======== Input material ========
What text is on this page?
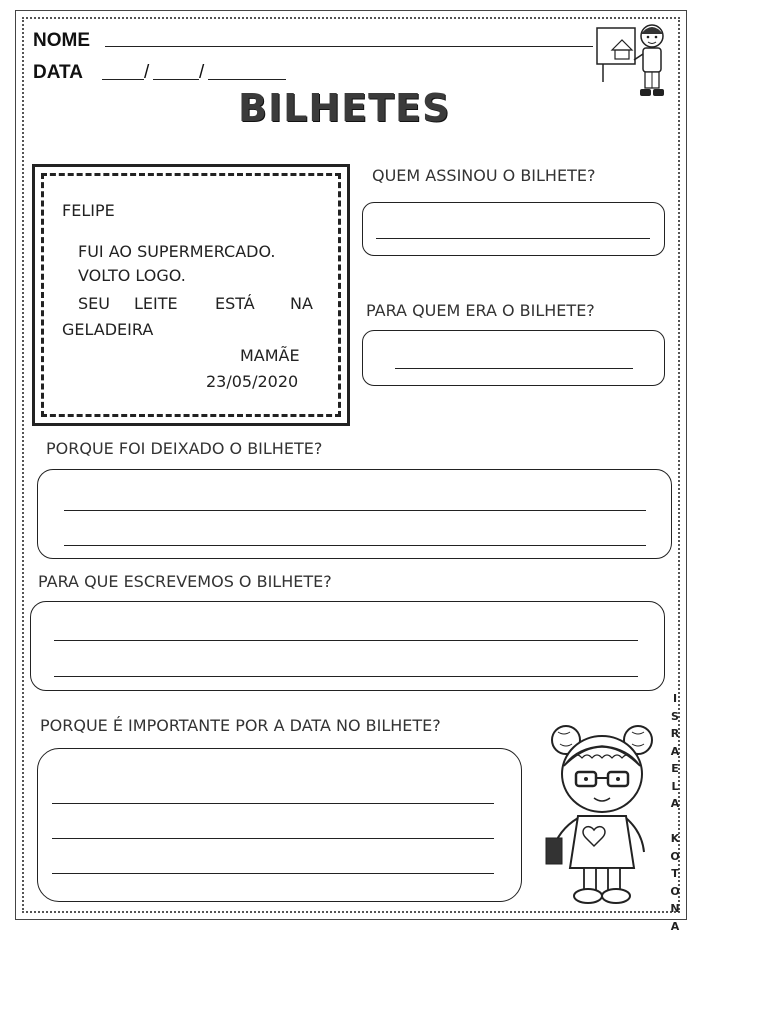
NOME
DATA	/	/
BILHETES
FELIPE
FUI AO SUPERMERCADO.
VOLTO LOGO.
SEU LEITE ESTÁ NA
GELADEIRA
MAMÃE
23/05/2020
QUEM ASSINOU O BILHETE?
PARA QUEM ERA O BILHETE?
PORQUE FOI DEIXADO O BILHETE?
PARA QUE ESCREVEMOS O BILHETE?
PORQUE É IMPORTANTE POR A DATA NO BILHETE?
I
S
R
A
E
L
A

K
O
T
O
N
A
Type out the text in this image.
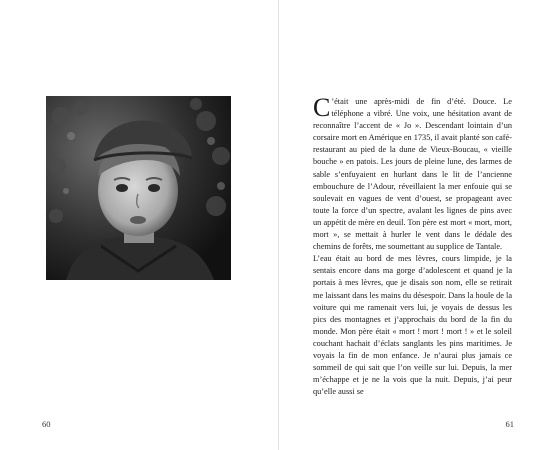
60

C ’était une après-midi de fin d’été. Douce. Le téléphone a vibré. Une voix, une hésitation avant de reconnaître l’accent de « Jo ». Descendant lointain d’un corsaire mort en Amérique en 1735, il avait planté son café-restaurant au pied de la dune de Vieux-Boucau, « vieille bouche » en patois. Les jours de pleine lune, des larmes de sable s’enfuyaient en hurlant dans le lit de l’ancienne embouchure de l’Adour, réveillaient la mer enfouie qui se soulevait en vagues de vent d’ouest, se propageant avec toute la force d’un spectre, avalant les lignes de pins avec un appétit de mère en deuil. Ton père est mort « mort, mort, mort », se mettait à hurler le vent dans le dédale des chemins de forêts, me soumettant au supplice de Tantale.

L’eau était au bord de mes lèvres, cours limpide, je la sentais encore dans ma gorge d’adolescent et quand je la portais à mes lèvres, que je disais son nom, elle se retirait me laissant dans les mains du désespoir. Dans la houle de la voiture qui me ramenait vers lui, je voyais de dessus les pics des montagnes et j’approchais du bord de la fin du monde. Mon père était « mort ! mort ! mort ! » et le soleil couchant hachait d’éclats sanglants les pins maritimes. Je voyais la fin de mon enfance. Je n’aurai plus jamais ce sommeil de qui sait que l’on veille sur lui. Depuis, la mer m’échappe et je ne la vois que la nuit. Depuis, j’ai peur qu’elle aussi se

61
========
### Goal of the exercise
Check each line in the listing above for the string "DATA", then report how many lines contain it, with no other text.

### Exercise output
2